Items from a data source
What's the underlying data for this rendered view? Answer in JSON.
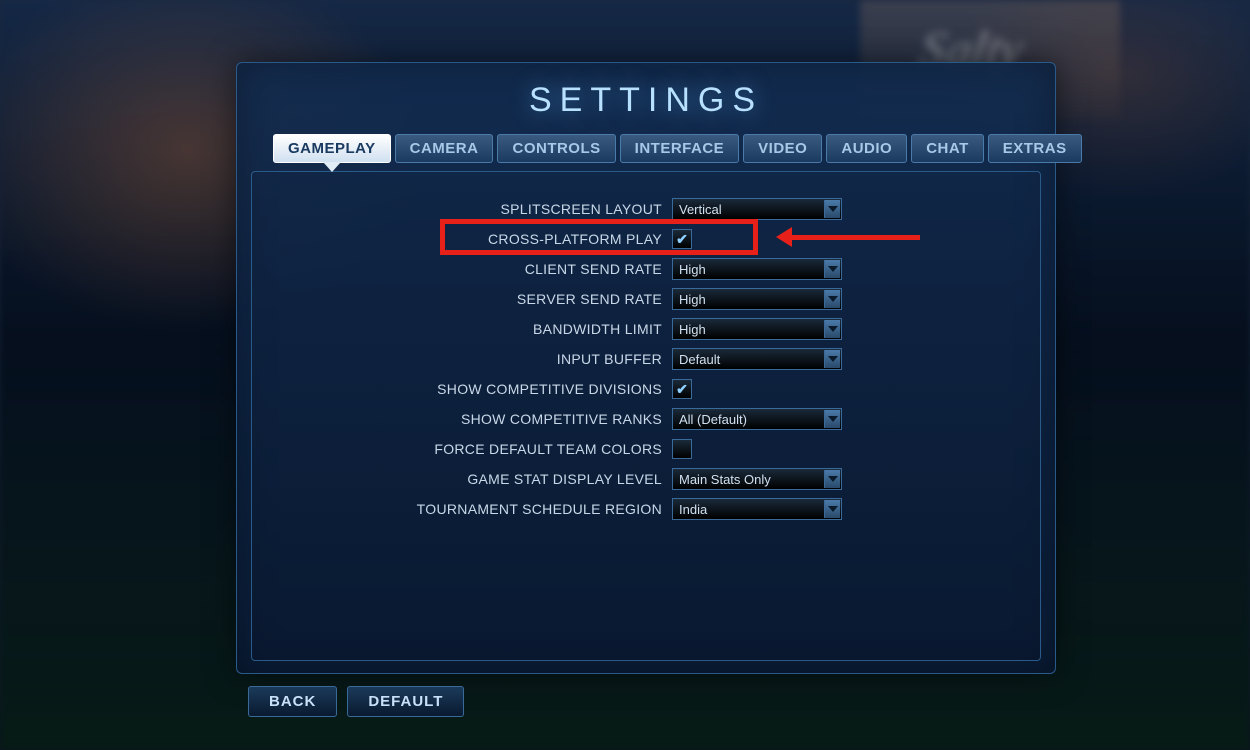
{
  "title": "SETTINGS",
  "tabs": [
    {
      "label": "GAMEPLAY",
      "active": true
    },
    {
      "label": "CAMERA",
      "active": false
    },
    {
      "label": "CONTROLS",
      "active": false
    },
    {
      "label": "INTERFACE",
      "active": false
    },
    {
      "label": "VIDEO",
      "active": false
    },
    {
      "label": "AUDIO",
      "active": false
    },
    {
      "label": "CHAT",
      "active": false
    },
    {
      "label": "EXTRAS",
      "active": false
    }
  ],
  "settings": {
    "splitscreen_layout": {
      "label": "SPLITSCREEN LAYOUT",
      "type": "dropdown",
      "value": "Vertical"
    },
    "cross_platform_play": {
      "label": "CROSS-PLATFORM PLAY",
      "type": "checkbox",
      "value": true
    },
    "client_send_rate": {
      "label": "CLIENT SEND RATE",
      "type": "dropdown",
      "value": "High"
    },
    "server_send_rate": {
      "label": "SERVER SEND RATE",
      "type": "dropdown",
      "value": "High"
    },
    "bandwidth_limit": {
      "label": "BANDWIDTH LIMIT",
      "type": "dropdown",
      "value": "High"
    },
    "input_buffer": {
      "label": "INPUT BUFFER",
      "type": "dropdown",
      "value": "Default"
    },
    "show_competitive_divisions": {
      "label": "SHOW COMPETITIVE DIVISIONS",
      "type": "checkbox",
      "value": true
    },
    "show_competitive_ranks": {
      "label": "SHOW COMPETITIVE RANKS",
      "type": "dropdown",
      "value": "All (Default)"
    },
    "force_default_team_colors": {
      "label": "FORCE DEFAULT TEAM COLORS",
      "type": "checkbox",
      "value": false
    },
    "game_stat_display_level": {
      "label": "GAME STAT DISPLAY LEVEL",
      "type": "dropdown",
      "value": "Main Stats Only"
    },
    "tournament_schedule_region": {
      "label": "TOURNAMENT SCHEDULE REGION",
      "type": "dropdown",
      "value": "India"
    }
  },
  "footer": {
    "back": "BACK",
    "default": "DEFAULT"
  },
  "annotation": {
    "target": "cross_platform_play"
  }
}
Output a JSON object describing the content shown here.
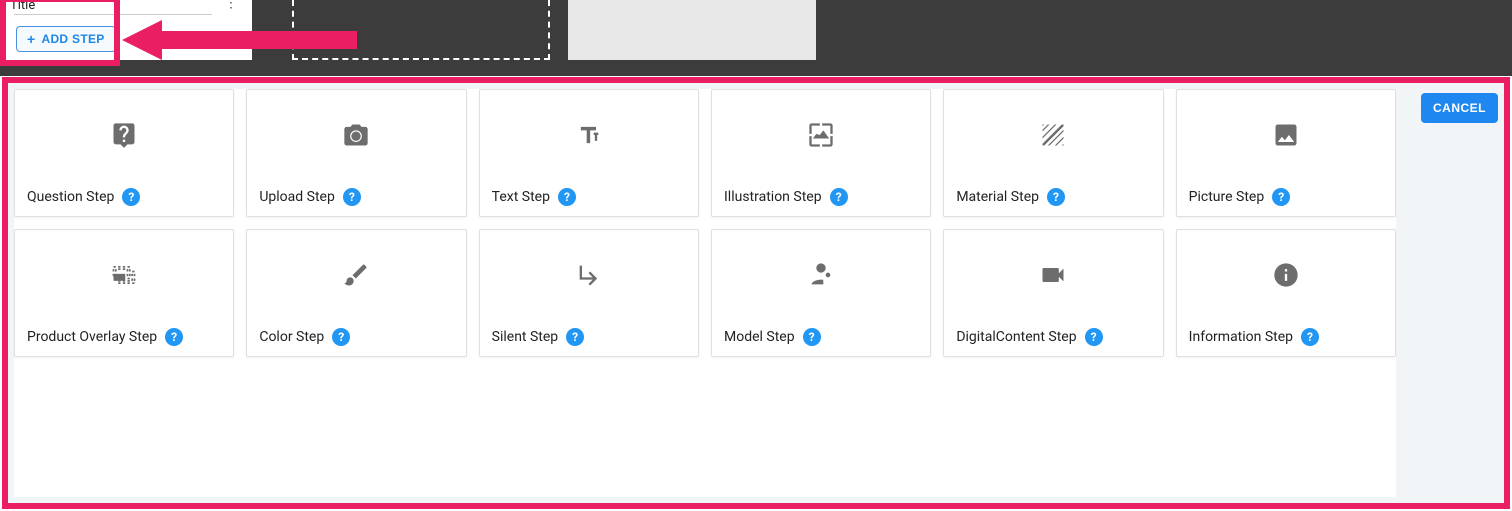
{
  "header": {
    "title_label": "Title",
    "add_step_label": "ADD STEP"
  },
  "panel": {
    "cancel_label": "CANCEL"
  },
  "steps": [
    {
      "id": "question",
      "label": "Question Step",
      "icon": "question"
    },
    {
      "id": "upload",
      "label": "Upload Step",
      "icon": "camera"
    },
    {
      "id": "text",
      "label": "Text Step",
      "icon": "text-tt"
    },
    {
      "id": "illustration",
      "label": "Illustration Step",
      "icon": "wallpaper"
    },
    {
      "id": "material",
      "label": "Material Step",
      "icon": "texture"
    },
    {
      "id": "picture",
      "label": "Picture Step",
      "icon": "image"
    },
    {
      "id": "product-overlay",
      "label": "Product Overlay Step",
      "icon": "overlay"
    },
    {
      "id": "color",
      "label": "Color Step",
      "icon": "brush"
    },
    {
      "id": "silent",
      "label": "Silent Step",
      "icon": "subdir"
    },
    {
      "id": "model",
      "label": "Model Step",
      "icon": "person-pin"
    },
    {
      "id": "digital-content",
      "label": "DigitalContent Step",
      "icon": "videocam"
    },
    {
      "id": "information",
      "label": "Information Step",
      "icon": "info"
    }
  ]
}
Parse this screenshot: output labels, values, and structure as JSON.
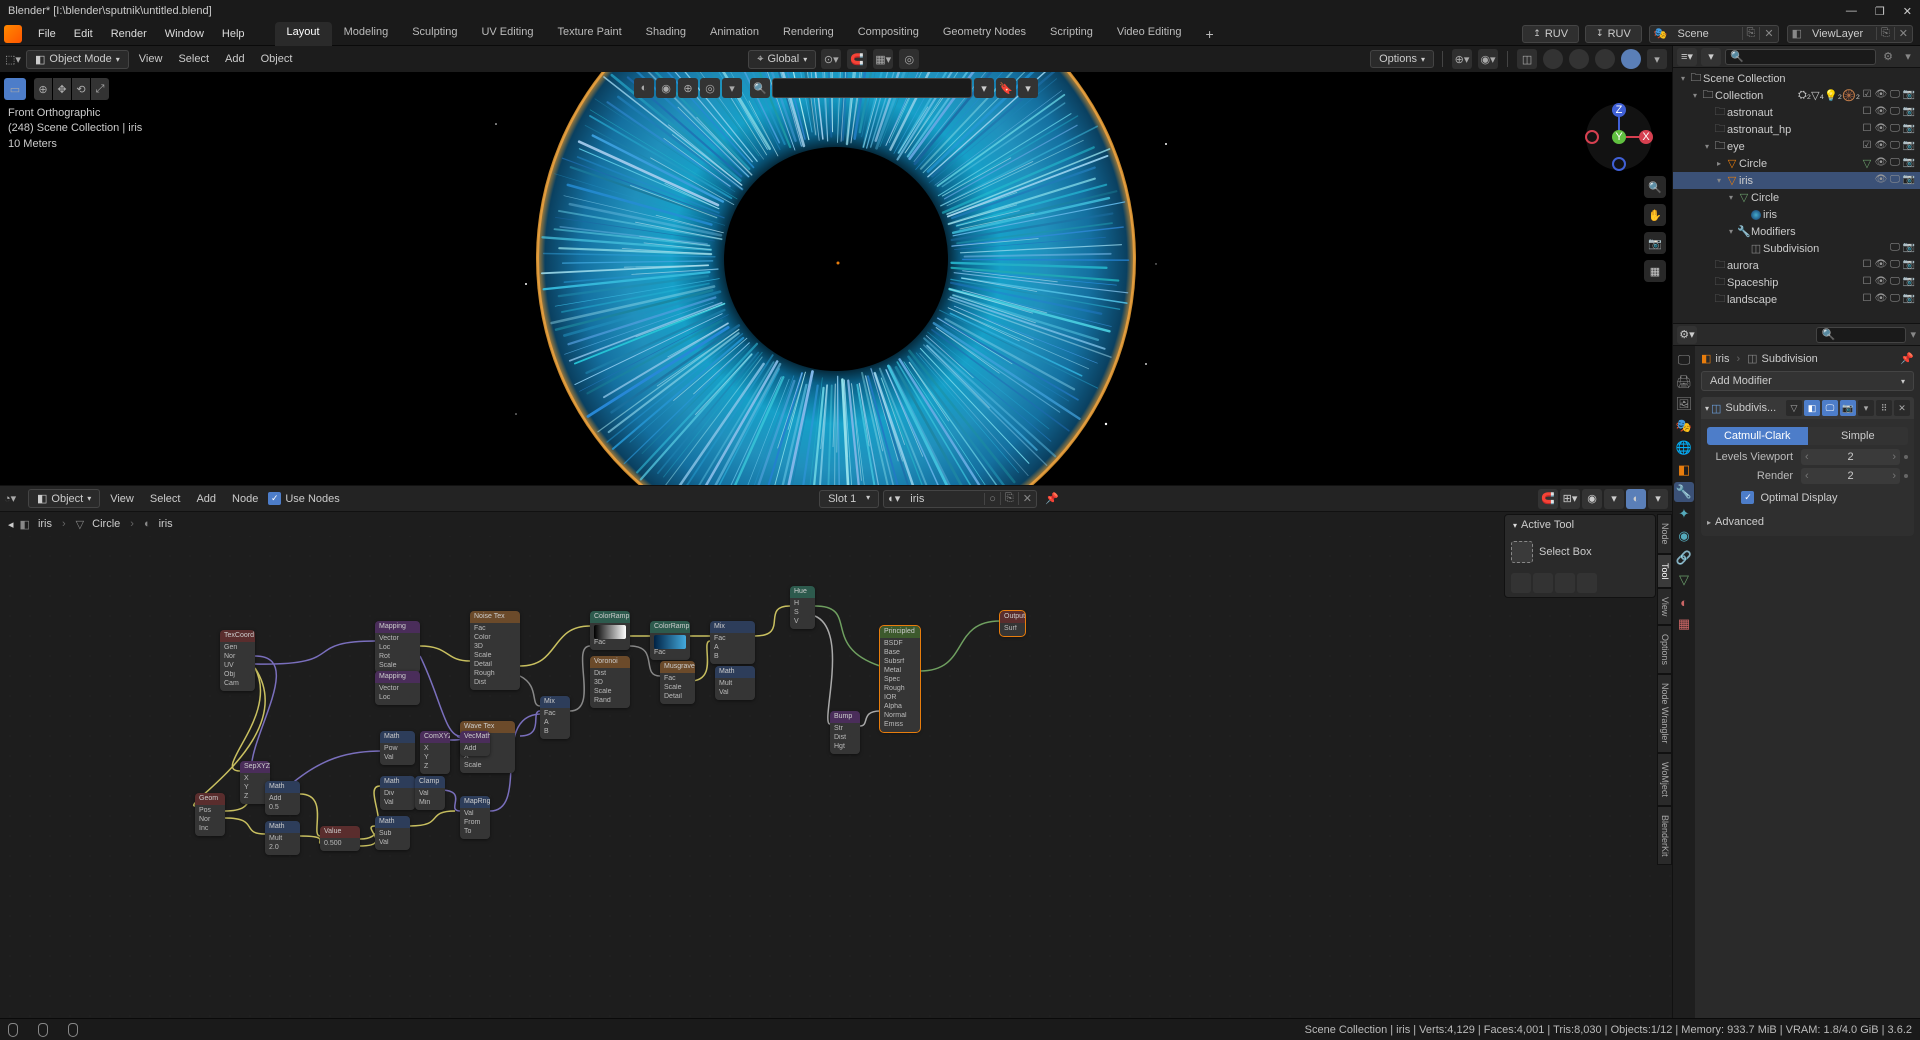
{
  "window": {
    "title": "Blender* [I:\\blender\\sputnik\\untitled.blend]"
  },
  "menubar": {
    "items": [
      "File",
      "Edit",
      "Render",
      "Window",
      "Help"
    ],
    "workspaces": [
      "Layout",
      "Modeling",
      "Sculpting",
      "UV Editing",
      "Texture Paint",
      "Shading",
      "Animation",
      "Rendering",
      "Compositing",
      "Geometry Nodes",
      "Scripting",
      "Video Editing"
    ],
    "active_workspace": "Layout",
    "ruv_up": "RUV",
    "ruv_down": "RUV",
    "scene_label": "Scene",
    "viewlayer_label": "ViewLayer"
  },
  "viewport": {
    "mode": "Object Mode",
    "menus": [
      "View",
      "Select",
      "Add",
      "Object"
    ],
    "orientation": "Global",
    "info_line1": "Front Orthographic",
    "info_line2": "(248) Scene Collection | iris",
    "info_line3": "10 Meters",
    "options_label": "Options"
  },
  "node_editor": {
    "editor_type": "Object",
    "menus": [
      "View",
      "Select",
      "Add",
      "Node"
    ],
    "use_nodes_label": "Use Nodes",
    "slot": "Slot 1",
    "material": "iris",
    "breadcrumb": [
      "iris",
      "Circle",
      "iris"
    ],
    "side_tabs": [
      "Node",
      "Tool",
      "View",
      "Options",
      "Node Wrangler",
      "WoMject",
      "BlenderKit"
    ],
    "active_tool_label": "Active Tool",
    "select_box_label": "Select Box"
  },
  "outliner": {
    "scene_collection": "Scene Collection",
    "items": [
      {
        "name": "Collection",
        "type": "collection",
        "depth": 1,
        "open": true
      },
      {
        "name": "astronaut",
        "type": "collection",
        "depth": 2,
        "muted": true
      },
      {
        "name": "astronaut_hp",
        "type": "collection",
        "depth": 2,
        "muted": true
      },
      {
        "name": "eye",
        "type": "collection",
        "depth": 2,
        "open": true,
        "checked": true
      },
      {
        "name": "Circle",
        "type": "mesh",
        "depth": 3
      },
      {
        "name": "iris",
        "type": "mesh",
        "depth": 3,
        "open": true,
        "selected": true
      },
      {
        "name": "Circle",
        "type": "meshdata",
        "depth": 4
      },
      {
        "name": "iris",
        "type": "material",
        "depth": 5
      },
      {
        "name": "Modifiers",
        "type": "modifiers",
        "depth": 4,
        "open": true
      },
      {
        "name": "Subdivision",
        "type": "modifier",
        "depth": 5
      },
      {
        "name": "aurora",
        "type": "collection",
        "depth": 2,
        "muted": true
      },
      {
        "name": "Spaceship",
        "type": "collection",
        "depth": 2,
        "muted": true
      },
      {
        "name": "landscape",
        "type": "collection",
        "depth": 2,
        "muted": true
      }
    ]
  },
  "properties": {
    "breadcrumb_obj": "iris",
    "breadcrumb_mod": "Subdivision",
    "add_modifier": "Add Modifier",
    "modifier_name": "Subdivis...",
    "seg_catmull": "Catmull-Clark",
    "seg_simple": "Simple",
    "levels_viewport_label": "Levels Viewport",
    "levels_viewport_val": "2",
    "render_label": "Render",
    "render_val": "2",
    "optimal_display": "Optimal Display",
    "advanced": "Advanced"
  },
  "statusbar": {
    "stats": "Scene Collection | iris | Verts:4,129 | Faces:4,001 | Tris:8,030 | Objects:1/12 | Memory: 933.7 MiB | VRAM: 1.8/4.0 GiB | 3.6.2"
  }
}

**TO DO:**
Every entry above should be duplicated exactly. Do not include the images.

**OUTPUT FOR THIS TASK:**
What's the underlying data for this rendered view? Answer in JSON.
{
  "title": "SETTINGS",
  "tabs": [
    {
      "label": "GAMEPLAY",
      "active": true
    },
    {
      "label": "CAMERA",
      "active": false
    },
    {
      "label": "CONTROLS",
      "active": false
    },
    {
      "label": "INTERFACE",
      "active": false
    },
    {
      "label": "VIDEO",
      "active": false
    },
    {
      "label": "AUDIO",
      "active": false
    },
    {
      "label": "CHAT",
      "active": false
    },
    {
      "label": "EXTRAS",
      "active": false
    }
  ],
  "settings": {
    "splitscreen_layout": {
      "label": "SPLITSCREEN LAYOUT",
      "type": "dropdown",
      "value": "Vertical"
    },
    "cross_platform_play": {
      "label": "CROSS-PLATFORM PLAY",
      "type": "checkbox",
      "value": true
    },
    "client_send_rate": {
      "label": "CLIENT SEND RATE",
      "type": "dropdown",
      "value": "High"
    },
    "server_send_rate": {
      "label": "SERVER SEND RATE",
      "type": "dropdown",
      "value": "High"
    },
    "bandwidth_limit": {
      "label": "BANDWIDTH LIMIT",
      "type": "dropdown",
      "value": "High"
    },
    "input_buffer": {
      "label": "INPUT BUFFER",
      "type": "dropdown",
      "value": "Default"
    },
    "show_competitive_divisions": {
      "label": "SHOW COMPETITIVE DIVISIONS",
      "type": "checkbox",
      "value": true
    },
    "show_competitive_ranks": {
      "label": "SHOW COMPETITIVE RANKS",
      "type": "dropdown",
      "value": "All (Default)"
    },
    "force_default_team_colors": {
      "label": "FORCE DEFAULT TEAM COLORS",
      "type": "checkbox",
      "value": false
    },
    "game_stat_display_level": {
      "label": "GAME STAT DISPLAY LEVEL",
      "type": "dropdown",
      "value": "Main Stats Only"
    },
    "tournament_schedule_region": {
      "label": "TOURNAMENT SCHEDULE REGION",
      "type": "dropdown",
      "value": "India"
    }
  },
  "footer": {
    "back": "BACK",
    "default": "DEFAULT"
  },
  "annotation": {
    "target": "cross_platform_play"
  }
}
Output a JSON object describing the content shown here.
{
  "header": {
    "title_label": "Title",
    "add_step_label": "ADD STEP"
  },
  "panel": {
    "cancel_label": "CANCEL"
  },
  "steps": [
    {
      "id": "question",
      "label": "Question Step",
      "icon": "question"
    },
    {
      "id": "upload",
      "label": "Upload Step",
      "icon": "camera"
    },
    {
      "id": "text",
      "label": "Text Step",
      "icon": "text-tt"
    },
    {
      "id": "illustration",
      "label": "Illustration Step",
      "icon": "wallpaper"
    },
    {
      "id": "material",
      "label": "Material Step",
      "icon": "texture"
    },
    {
      "id": "picture",
      "label": "Picture Step",
      "icon": "image"
    },
    {
      "id": "product-overlay",
      "label": "Product Overlay Step",
      "icon": "overlay"
    },
    {
      "id": "color",
      "label": "Color Step",
      "icon": "brush"
    },
    {
      "id": "silent",
      "label": "Silent Step",
      "icon": "subdir"
    },
    {
      "id": "model",
      "label": "Model Step",
      "icon": "person-pin"
    },
    {
      "id": "digital-content",
      "label": "DigitalContent Step",
      "icon": "videocam"
    },
    {
      "id": "information",
      "label": "Information Step",
      "icon": "info"
    }
  ]
}
Parse this screenshot: output labels, values, and structure as JSON.
{
  "window": {
    "title": "Blender* [I:\\blender\\sputnik\\untitled.blend]"
  },
  "menubar": {
    "items": [
      "File",
      "Edit",
      "Render",
      "Window",
      "Help"
    ],
    "workspaces": [
      "Layout",
      "Modeling",
      "Sculpting",
      "UV Editing",
      "Texture Paint",
      "Shading",
      "Animation",
      "Rendering",
      "Compositing",
      "Geometry Nodes",
      "Scripting",
      "Video Editing"
    ],
    "active_workspace": "Layout",
    "ruv_up": "RUV",
    "ruv_down": "RUV",
    "scene_label": "Scene",
    "viewlayer_label": "ViewLayer"
  },
  "viewport": {
    "mode": "Object Mode",
    "menus": [
      "View",
      "Select",
      "Add",
      "Object"
    ],
    "orientation": "Global",
    "info_line1": "Front Orthographic",
    "info_line2": "(248) Scene Collection | iris",
    "info_line3": "10 Meters",
    "options_label": "Options"
  },
  "node_editor": {
    "editor_type": "Object",
    "menus": [
      "View",
      "Select",
      "Add",
      "Node"
    ],
    "use_nodes_label": "Use Nodes",
    "slot": "Slot 1",
    "material": "iris",
    "breadcrumb": [
      "iris",
      "Circle",
      "iris"
    ],
    "side_tabs": [
      "Node",
      "Tool",
      "View",
      "Options",
      "Node Wrangler",
      "WoMject",
      "BlenderKit"
    ],
    "active_tool_label": "Active Tool",
    "select_box_label": "Select Box"
  },
  "outliner": {
    "scene_collection": "Scene Collection",
    "items": [
      {
        "name": "Collection",
        "type": "collection",
        "depth": 1,
        "open": true
      },
      {
        "name": "astronaut",
        "type": "collection",
        "depth": 2,
        "muted": true
      },
      {
        "name": "astronaut_hp",
        "type": "collection",
        "depth": 2,
        "muted": true
      },
      {
        "name": "eye",
        "type": "collection",
        "depth": 2,
        "open": true,
        "checked": true
      },
      {
        "name": "Circle",
        "type": "mesh",
        "depth": 3
      },
      {
        "name": "iris",
        "type": "mesh",
        "depth": 3,
        "open": true,
        "selected": true
      },
      {
        "name": "Circle",
        "type": "meshdata",
        "depth": 4
      },
      {
        "name": "iris",
        "type": "material",
        "depth": 5
      },
      {
        "name": "Modifiers",
        "type": "modifiers",
        "depth": 4,
        "open": true
      },
      {
        "name": "Subdivision",
        "type": "modifier",
        "depth": 5
      },
      {
        "name": "aurora",
        "type": "collection",
        "depth": 2,
        "muted": true
      },
      {
        "name": "Spaceship",
        "type": "collection",
        "depth": 2,
        "muted": true
      },
      {
        "name": "landscape",
        "type": "collection",
        "depth": 2,
        "muted": true
      }
    ]
  },
  "properties": {
    "breadcrumb_obj": "iris",
    "breadcrumb_mod": "Subdivision",
    "add_modifier": "Add Modifier",
    "modifier_name": "Subdivis...",
    "seg_catmull": "Catmull-Clark",
    "seg_simple": "Simple",
    "levels_viewport_label": "Levels Viewport",
    "levels_viewport_val": "2",
    "render_label": "Render",
    "render_val": "2",
    "optimal_display": "Optimal Display",
    "advanced": "Advanced"
  },
  "statusbar": {
    "stats": "Scene Collection | iris | Verts:4,129 | Faces:4,001 | Tris:8,030 | Objects:1/12 | Memory: 933.7 MiB | VRAM: 1.8/4.0 GiB | 3.6.2"
  }
}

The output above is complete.